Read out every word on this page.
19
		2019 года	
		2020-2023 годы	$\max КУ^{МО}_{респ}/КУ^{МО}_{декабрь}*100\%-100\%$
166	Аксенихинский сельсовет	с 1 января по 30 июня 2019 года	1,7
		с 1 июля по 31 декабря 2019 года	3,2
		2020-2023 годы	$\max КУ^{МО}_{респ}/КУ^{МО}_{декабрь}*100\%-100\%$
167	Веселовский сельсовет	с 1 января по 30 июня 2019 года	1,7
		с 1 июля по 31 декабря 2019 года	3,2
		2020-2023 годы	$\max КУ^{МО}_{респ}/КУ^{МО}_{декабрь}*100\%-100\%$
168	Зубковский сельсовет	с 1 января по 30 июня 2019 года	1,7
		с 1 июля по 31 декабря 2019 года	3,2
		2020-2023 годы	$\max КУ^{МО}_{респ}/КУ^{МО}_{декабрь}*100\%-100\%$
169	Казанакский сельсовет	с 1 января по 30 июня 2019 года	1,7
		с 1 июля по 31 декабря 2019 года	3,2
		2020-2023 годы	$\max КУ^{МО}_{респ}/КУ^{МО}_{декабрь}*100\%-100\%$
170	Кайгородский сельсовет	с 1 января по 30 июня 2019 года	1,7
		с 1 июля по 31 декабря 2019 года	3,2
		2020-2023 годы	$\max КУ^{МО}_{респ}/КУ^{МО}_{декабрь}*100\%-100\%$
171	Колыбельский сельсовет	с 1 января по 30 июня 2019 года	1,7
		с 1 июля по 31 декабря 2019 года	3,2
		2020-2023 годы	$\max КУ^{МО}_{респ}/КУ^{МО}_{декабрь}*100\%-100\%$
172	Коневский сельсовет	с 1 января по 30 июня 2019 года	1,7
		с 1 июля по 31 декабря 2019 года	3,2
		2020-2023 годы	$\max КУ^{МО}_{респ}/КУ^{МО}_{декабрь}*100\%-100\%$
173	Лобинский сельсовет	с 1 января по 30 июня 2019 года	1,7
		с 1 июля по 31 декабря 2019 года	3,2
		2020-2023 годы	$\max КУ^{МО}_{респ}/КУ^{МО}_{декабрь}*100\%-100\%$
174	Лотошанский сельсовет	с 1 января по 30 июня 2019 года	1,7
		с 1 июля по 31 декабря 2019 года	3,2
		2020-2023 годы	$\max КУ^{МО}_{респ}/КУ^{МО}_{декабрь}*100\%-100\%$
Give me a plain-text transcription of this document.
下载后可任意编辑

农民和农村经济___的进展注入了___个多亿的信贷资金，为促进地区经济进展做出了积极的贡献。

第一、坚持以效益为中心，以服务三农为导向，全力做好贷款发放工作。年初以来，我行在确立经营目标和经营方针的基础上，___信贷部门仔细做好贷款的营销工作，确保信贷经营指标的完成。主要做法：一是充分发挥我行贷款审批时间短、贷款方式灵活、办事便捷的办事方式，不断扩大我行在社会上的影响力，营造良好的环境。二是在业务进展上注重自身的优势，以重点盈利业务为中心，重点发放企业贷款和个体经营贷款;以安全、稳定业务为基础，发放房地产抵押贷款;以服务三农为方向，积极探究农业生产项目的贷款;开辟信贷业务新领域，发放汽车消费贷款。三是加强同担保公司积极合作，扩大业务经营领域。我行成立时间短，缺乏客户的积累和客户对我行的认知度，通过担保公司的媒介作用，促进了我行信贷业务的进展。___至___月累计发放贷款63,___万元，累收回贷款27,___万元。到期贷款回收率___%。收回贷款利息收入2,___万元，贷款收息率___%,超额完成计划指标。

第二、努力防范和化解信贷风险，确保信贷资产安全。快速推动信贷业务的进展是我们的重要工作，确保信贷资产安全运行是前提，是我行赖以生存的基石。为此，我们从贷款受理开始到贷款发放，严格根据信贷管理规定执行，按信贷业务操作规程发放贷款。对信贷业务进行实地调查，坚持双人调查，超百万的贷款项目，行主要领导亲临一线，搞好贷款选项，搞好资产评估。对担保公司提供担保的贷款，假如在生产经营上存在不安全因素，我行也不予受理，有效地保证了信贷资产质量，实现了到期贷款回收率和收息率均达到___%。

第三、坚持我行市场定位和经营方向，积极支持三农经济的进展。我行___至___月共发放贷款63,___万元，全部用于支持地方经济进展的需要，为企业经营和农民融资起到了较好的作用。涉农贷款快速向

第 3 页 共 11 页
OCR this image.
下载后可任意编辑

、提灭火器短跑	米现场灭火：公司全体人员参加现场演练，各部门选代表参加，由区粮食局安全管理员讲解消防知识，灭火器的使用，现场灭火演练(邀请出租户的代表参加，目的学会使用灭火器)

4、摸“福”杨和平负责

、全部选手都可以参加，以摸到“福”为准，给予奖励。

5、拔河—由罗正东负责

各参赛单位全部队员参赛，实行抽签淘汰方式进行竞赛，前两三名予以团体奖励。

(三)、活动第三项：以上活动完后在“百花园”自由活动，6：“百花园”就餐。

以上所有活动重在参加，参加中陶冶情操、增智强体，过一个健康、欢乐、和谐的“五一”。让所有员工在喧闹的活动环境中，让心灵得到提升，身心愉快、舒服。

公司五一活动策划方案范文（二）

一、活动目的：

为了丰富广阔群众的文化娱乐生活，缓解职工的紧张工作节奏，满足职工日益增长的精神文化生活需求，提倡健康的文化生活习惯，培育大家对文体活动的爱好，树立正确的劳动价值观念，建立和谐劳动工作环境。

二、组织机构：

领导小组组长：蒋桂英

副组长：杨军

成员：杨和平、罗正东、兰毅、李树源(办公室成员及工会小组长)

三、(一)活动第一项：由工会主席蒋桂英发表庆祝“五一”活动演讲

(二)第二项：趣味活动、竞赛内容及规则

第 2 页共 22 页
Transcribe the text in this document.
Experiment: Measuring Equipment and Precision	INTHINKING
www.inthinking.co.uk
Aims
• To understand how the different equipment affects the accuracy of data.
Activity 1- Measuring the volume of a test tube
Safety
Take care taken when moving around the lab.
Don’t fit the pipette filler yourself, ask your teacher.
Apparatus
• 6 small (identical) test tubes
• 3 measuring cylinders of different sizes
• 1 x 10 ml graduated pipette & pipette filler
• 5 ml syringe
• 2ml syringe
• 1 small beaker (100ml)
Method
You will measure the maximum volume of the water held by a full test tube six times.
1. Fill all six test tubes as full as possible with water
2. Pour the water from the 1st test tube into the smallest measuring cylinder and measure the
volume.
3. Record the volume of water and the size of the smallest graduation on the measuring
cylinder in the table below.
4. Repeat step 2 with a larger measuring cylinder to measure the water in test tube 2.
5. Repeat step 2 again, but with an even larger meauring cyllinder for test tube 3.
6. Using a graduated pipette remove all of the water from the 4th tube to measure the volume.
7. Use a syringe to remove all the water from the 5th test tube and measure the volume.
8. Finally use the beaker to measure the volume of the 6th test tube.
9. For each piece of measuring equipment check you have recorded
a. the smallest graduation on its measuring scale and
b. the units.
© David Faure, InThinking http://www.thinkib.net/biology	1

--*--

Transcribe the whole listing with nothing added or left out.

Read out every word on this page.
19
		2019 года	
		2020-2023 годы	$\max КУ^{МО}_{респ}/КУ^{МО}_{декабрь}*100\%-100\%$
166	Аксенихинский сельсовет	с 1 января по 30 июня 2019 года	1,7
		с 1 июля по 31 декабря 2019 года	3,2
		2020-2023 годы	$\max КУ^{МО}_{респ}/КУ^{МО}_{декабрь}*100\%-100\%$
167	Веселовский сельсовет	с 1 января по 30 июня 2019 года	1,7
		с 1 июля по 31 декабря 2019 года	3,2
		2020-2023 годы	$\max КУ^{МО}_{респ}/КУ^{МО}_{декабрь}*100\%-100\%$
168	Зубковский сельсовет	с 1 января по 30 июня 2019 года	1,7
		с 1 июля по 31 декабря 2019 года	3,2
		2020-2023 годы	$\max КУ^{МО}_{респ}/КУ^{МО}_{декабрь}*100\%-100\%$
169	Казанакский сельсовет	с 1 января по 30 июня 2019 года	1,7
		с 1 июля по 31 декабря 2019 года	3,2
		2020-2023 годы	$\max КУ^{МО}_{респ}/КУ^{МО}_{декабрь}*100\%-100\%$
170	Кайгородский сельсовет	с 1 января по 30 июня 2019 года	1,7
		с 1 июля по 31 декабря 2019 года	3,2
		2020-2023 годы	$\max КУ^{МО}_{респ}/КУ^{МО}_{декабрь}*100\%-100\%$
171	Колыбельский сельсовет	с 1 января по 30 июня 2019 года	1,7
		с 1 июля по 31 декабря 2019 года	3,2
		2020-2023 годы	$\max КУ^{МО}_{респ}/КУ^{МО}_{декабрь}*100\%-100\%$
172	Коневский сельсовет	с 1 января по 30 июня 2019 года	1,7
		с 1 июля по 31 декабря 2019 года	3,2
		2020-2023 годы	$\max КУ^{МО}_{респ}/КУ^{МО}_{декабрь}*100\%-100\%$
173	Лобинский сельсовет	с 1 января по 30 июня 2019 года	1,7
		с 1 июля по 31 декабря 2019 года	3,2
		2020-2023 годы	$\max КУ^{МО}_{респ}/КУ^{МО}_{декабрь}*100\%-100\%$
174	Лотошанский сельсовет	с 1 января по 30 июня 2019 года	1,7
		с 1 июля по 31 декабря 2019 года	3,2
		2020-2023 годы	$\max КУ^{МО}_{респ}/КУ^{МО}_{декабрь}*100\%-100\%$
Give me a plain-text transcription of this document.
下载后可任意编辑

农民和农村经济___的进展注入了___个多亿的信贷资金，为促进地区经济进展做出了积极的贡献。

第一、坚持以效益为中心，以服务三农为导向，全力做好贷款发放工作。年初以来，我行在确立经营目标和经营方针的基础上，___信贷部门仔细做好贷款的营销工作，确保信贷经营指标的完成。主要做法：一是充分发挥我行贷款审批时间短、贷款方式灵活、办事便捷的办事方式，不断扩大我行在社会上的影响力，营造良好的环境。二是在业务进展上注重自身的优势，以重点盈利业务为中心，重点发放企业贷款和个体经营贷款;以安全、稳定业务为基础，发放房地产抵押贷款;以服务三农为方向，积极探究农业生产项目的贷款;开辟信贷业务新领域，发放汽车消费贷款。三是加强同担保公司积极合作，扩大业务经营领域。我行成立时间短，缺乏客户的积累和客户对我行的认知度，通过担保公司的媒介作用，促进了我行信贷业务的进展。___至___月累计发放贷款63,___万元，累收回贷款27,___万元。到期贷款回收率___%。收回贷款利息收入2,___万元，贷款收息率___%,超额完成计划指标。

第二、努力防范和化解信贷风险，确保信贷资产安全。快速推动信贷业务的进展是我们的重要工作，确保信贷资产安全运行是前提，是我行赖以生存的基石。为此，我们从贷款受理开始到贷款发放，严格根据信贷管理规定执行，按信贷业务操作规程发放贷款。对信贷业务进行实地调查，坚持双人调查，超百万的贷款项目，行主要领导亲临一线，搞好贷款选项，搞好资产评估。对担保公司提供担保的贷款，假如在生产经营上存在不安全因素，我行也不予受理，有效地保证了信贷资产质量，实现了到期贷款回收率和收息率均达到___%。

第三、坚持我行市场定位和经营方向，积极支持三农经济的进展。我行___至___月共发放贷款63,___万元，全部用于支持地方经济进展的需要，为企业经营和农民融资起到了较好的作用。涉农贷款快速向

第 3 页 共 11 页
OCR this image.
下载后可任意编辑

、提灭火器短跑	米现场灭火：公司全体人员参加现场演练，各部门选代表参加，由区粮食局安全管理员讲解消防知识，灭火器的使用，现场灭火演练(邀请出租户的代表参加，目的学会使用灭火器)

4、摸“福”杨和平负责

、全部选手都可以参加，以摸到“福”为准，给予奖励。

5、拔河—由罗正东负责

各参赛单位全部队员参赛，实行抽签淘汰方式进行竞赛，前两三名予以团体奖励。

(三)、活动第三项：以上活动完后在“百花园”自由活动，6：“百花园”就餐。

以上所有活动重在参加，参加中陶冶情操、增智强体，过一个健康、欢乐、和谐的“五一”。让所有员工在喧闹的活动环境中，让心灵得到提升，身心愉快、舒服。

公司五一活动策划方案范文（二）

一、活动目的：

为了丰富广阔群众的文化娱乐生活，缓解职工的紧张工作节奏，满足职工日益增长的精神文化生活需求，提倡健康的文化生活习惯，培育大家对文体活动的爱好，树立正确的劳动价值观念，建立和谐劳动工作环境。

二、组织机构：

领导小组组长：蒋桂英

副组长：杨军

成员：杨和平、罗正东、兰毅、李树源(办公室成员及工会小组长)

三、(一)活动第一项：由工会主席蒋桂英发表庆祝“五一”活动演讲

(二)第二项：趣味活动、竞赛内容及规则

第 2 页共 22 页
Transcribe the text in this document.
Experiment: Measuring Equipment and Precision	INTHINKING
www.inthinking.co.uk
Aims
• To understand how the different equipment affects the accuracy of data.
Activity 1- Measuring the volume of a test tube
Safety
Take care taken when moving around the lab.
Don’t fit the pipette filler yourself, ask your teacher.
Apparatus
• 6 small (identical) test tubes
• 3 measuring cylinders of different sizes
• 1 x 10 ml graduated pipette & pipette filler
• 5 ml syringe
• 2ml syringe
• 1 small beaker (100ml)
Method
You will measure the maximum volume of the water held by a full test tube six times.
1. Fill all six test tubes as full as possible with water
2. Pour the water from the 1st test tube into the smallest measuring cylinder and measure the
volume.
3. Record the volume of water and the size of the smallest graduation on the measuring
cylinder in the table below.
4. Repeat step 2 with a larger measuring cylinder to measure the water in test tube 2.
5. Repeat step 2 again, but with an even larger meauring cyllinder for test tube 3.
6. Using a graduated pipette remove all of the water from the 4th tube to measure the volume.
7. Use a syringe to remove all the water from the 5th test tube and measure the volume.
8. Finally use the beaker to measure the volume of the 6th test tube.
9. For each piece of measuring equipment check you have recorded
a. the smallest graduation on its measuring scale and
b. the units.
© David Faure, InThinking http://www.thinkib.net/biology	1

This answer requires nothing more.